__Direction__
Extract all lines that hold the string "Таким".
═════ Given data
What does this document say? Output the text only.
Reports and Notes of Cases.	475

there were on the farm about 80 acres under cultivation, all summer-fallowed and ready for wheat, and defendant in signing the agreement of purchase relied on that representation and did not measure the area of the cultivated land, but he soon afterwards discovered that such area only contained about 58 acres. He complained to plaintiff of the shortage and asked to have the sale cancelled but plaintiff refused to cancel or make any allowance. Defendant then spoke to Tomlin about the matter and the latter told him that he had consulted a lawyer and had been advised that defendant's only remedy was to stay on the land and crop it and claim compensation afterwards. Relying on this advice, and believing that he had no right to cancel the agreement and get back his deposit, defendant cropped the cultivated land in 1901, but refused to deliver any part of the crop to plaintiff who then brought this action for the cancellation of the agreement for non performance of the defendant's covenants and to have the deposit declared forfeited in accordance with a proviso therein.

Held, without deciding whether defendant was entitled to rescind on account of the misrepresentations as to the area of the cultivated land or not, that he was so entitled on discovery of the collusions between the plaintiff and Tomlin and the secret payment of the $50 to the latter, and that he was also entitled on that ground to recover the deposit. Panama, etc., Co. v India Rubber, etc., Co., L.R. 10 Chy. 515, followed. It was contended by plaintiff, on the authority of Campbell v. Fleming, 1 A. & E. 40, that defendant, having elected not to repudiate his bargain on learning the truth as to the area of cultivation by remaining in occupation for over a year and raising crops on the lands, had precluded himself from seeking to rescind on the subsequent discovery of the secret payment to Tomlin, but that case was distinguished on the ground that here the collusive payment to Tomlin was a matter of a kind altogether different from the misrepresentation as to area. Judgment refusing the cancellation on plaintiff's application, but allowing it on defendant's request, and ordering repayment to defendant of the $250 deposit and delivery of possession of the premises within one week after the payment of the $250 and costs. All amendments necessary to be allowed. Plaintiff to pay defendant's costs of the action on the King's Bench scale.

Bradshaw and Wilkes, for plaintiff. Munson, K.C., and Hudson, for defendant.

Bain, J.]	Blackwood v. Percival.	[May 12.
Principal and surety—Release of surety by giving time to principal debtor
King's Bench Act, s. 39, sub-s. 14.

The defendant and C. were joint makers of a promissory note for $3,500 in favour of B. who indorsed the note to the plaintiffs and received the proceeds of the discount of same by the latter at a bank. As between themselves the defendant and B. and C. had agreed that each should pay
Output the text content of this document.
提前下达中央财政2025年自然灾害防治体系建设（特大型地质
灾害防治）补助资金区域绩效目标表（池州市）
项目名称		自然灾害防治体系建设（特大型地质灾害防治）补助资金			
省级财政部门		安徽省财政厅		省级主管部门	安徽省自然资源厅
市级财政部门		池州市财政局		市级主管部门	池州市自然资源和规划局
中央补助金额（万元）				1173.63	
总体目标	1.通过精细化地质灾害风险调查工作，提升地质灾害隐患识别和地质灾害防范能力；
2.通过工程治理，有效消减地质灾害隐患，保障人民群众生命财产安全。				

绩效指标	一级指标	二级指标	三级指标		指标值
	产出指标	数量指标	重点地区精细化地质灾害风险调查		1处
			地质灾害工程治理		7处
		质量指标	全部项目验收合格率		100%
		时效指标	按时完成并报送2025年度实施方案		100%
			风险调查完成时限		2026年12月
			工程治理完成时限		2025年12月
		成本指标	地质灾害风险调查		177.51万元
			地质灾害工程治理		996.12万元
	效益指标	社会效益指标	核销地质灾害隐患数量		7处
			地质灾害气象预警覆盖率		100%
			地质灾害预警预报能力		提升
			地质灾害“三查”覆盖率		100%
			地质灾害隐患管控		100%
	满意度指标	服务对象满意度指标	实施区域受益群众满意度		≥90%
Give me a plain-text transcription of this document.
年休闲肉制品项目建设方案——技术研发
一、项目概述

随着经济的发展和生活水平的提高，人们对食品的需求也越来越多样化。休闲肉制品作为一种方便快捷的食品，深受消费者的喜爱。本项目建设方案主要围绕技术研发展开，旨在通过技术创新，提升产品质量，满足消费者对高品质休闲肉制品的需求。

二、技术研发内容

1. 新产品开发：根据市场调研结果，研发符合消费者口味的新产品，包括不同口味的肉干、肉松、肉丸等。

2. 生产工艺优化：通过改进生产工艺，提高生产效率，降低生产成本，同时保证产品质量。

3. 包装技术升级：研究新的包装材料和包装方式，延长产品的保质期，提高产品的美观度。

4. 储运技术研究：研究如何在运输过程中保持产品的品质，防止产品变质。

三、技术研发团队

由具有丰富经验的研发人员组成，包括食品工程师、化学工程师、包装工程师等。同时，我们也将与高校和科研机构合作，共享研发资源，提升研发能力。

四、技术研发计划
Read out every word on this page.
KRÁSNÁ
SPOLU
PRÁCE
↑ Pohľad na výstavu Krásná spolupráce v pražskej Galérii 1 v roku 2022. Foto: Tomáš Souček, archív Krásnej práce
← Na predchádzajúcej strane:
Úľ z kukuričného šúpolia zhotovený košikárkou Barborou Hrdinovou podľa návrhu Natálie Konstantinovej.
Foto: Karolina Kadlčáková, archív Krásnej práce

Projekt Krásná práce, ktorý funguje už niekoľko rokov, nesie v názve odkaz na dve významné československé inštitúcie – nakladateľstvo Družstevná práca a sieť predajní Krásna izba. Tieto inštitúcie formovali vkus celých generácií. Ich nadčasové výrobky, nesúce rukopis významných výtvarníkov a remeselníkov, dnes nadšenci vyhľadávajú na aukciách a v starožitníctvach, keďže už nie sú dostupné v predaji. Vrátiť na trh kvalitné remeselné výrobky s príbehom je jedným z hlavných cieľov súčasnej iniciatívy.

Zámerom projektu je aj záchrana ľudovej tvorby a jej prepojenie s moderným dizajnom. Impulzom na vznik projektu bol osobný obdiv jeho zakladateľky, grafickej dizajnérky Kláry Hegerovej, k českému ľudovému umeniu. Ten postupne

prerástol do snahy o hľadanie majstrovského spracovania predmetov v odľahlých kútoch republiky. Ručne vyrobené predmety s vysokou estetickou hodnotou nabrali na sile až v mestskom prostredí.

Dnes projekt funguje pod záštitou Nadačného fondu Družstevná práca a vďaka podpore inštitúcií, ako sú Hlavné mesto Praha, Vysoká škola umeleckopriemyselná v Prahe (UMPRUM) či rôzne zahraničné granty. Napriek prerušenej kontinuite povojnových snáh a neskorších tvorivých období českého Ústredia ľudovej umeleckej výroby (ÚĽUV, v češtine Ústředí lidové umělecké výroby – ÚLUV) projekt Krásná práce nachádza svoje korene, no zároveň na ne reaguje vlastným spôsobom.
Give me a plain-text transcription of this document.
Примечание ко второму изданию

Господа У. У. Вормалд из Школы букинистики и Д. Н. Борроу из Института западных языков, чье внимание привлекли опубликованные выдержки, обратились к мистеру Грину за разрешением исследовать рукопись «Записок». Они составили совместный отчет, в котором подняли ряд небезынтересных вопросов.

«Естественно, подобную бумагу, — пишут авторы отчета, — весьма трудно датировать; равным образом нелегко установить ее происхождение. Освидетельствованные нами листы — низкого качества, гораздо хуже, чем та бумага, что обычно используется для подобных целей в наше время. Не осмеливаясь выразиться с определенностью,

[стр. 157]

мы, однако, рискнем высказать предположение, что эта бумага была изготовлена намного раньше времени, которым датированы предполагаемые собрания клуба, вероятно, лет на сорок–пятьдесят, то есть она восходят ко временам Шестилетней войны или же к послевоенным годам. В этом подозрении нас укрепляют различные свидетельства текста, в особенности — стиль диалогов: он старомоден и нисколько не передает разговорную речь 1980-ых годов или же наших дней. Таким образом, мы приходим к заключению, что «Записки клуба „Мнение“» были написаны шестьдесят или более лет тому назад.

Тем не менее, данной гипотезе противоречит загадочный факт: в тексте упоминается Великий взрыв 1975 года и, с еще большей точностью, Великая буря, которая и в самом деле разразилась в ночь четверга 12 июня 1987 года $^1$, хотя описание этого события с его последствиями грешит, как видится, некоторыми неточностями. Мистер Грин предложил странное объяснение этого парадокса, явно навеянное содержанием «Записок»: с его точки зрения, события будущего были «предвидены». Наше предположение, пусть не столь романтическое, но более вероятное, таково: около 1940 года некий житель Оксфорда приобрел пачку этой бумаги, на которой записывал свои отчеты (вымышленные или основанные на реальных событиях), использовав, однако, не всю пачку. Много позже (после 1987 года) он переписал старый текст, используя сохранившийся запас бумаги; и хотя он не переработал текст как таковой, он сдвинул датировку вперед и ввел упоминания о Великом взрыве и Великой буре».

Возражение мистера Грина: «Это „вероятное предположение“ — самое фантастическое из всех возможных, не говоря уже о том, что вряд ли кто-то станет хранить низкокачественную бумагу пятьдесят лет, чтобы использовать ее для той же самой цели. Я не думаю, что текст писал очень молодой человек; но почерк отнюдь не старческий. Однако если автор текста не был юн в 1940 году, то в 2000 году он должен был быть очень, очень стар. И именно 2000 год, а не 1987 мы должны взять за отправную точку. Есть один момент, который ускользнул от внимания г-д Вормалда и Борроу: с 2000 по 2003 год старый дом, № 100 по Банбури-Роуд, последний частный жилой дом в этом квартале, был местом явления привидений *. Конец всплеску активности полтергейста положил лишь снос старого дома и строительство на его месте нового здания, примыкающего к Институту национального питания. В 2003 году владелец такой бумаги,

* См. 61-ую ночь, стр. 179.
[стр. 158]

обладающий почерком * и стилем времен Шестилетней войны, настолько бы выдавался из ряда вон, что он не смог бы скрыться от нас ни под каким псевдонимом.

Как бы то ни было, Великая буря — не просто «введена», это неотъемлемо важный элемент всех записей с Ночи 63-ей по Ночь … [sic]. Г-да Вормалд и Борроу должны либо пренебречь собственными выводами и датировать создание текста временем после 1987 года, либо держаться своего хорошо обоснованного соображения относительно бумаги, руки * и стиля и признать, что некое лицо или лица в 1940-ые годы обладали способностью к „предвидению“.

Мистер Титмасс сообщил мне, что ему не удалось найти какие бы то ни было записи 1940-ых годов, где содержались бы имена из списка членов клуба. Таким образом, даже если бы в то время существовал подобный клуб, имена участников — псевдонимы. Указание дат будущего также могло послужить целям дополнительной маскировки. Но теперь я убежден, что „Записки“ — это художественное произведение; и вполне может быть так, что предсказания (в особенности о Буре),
══════════
__Output for this task__
мы, однако, рискнем высказать предположение, что эта бумага была изготовлена намного раньше времени, которым датированы предполагаемые собрания клуба, вероятно, лет на сорок–пятьдесят, то есть она восходят ко временам Шестилетней войны или же к послевоенным годам. В этом подозрении нас укрепляют различные свидетельства текста, в особенности — стиль диалогов: он старомоден и нисколько не передает разговорную речь 1980-ых годов или же наших дней. Таким образом, мы приходим к заключению, что «Записки клуба „Мнение“» были написаны шестьдесят или более лет тому назад.
Мистер Титмасс сообщил мне, что ему не удалось найти какие бы то ни было записи 1940-ых годов, где содержались бы имена из списка членов клуба. Таким образом, даже если бы в то время существовал подобный клуб, имена участников — псевдонимы. Указание дат будущего также могло послужить целям дополнительной маскировки. Но теперь я убежден, что „Записки“ — это художественное произведение; и вполне может быть так, что предсказания (в особенности о Буре),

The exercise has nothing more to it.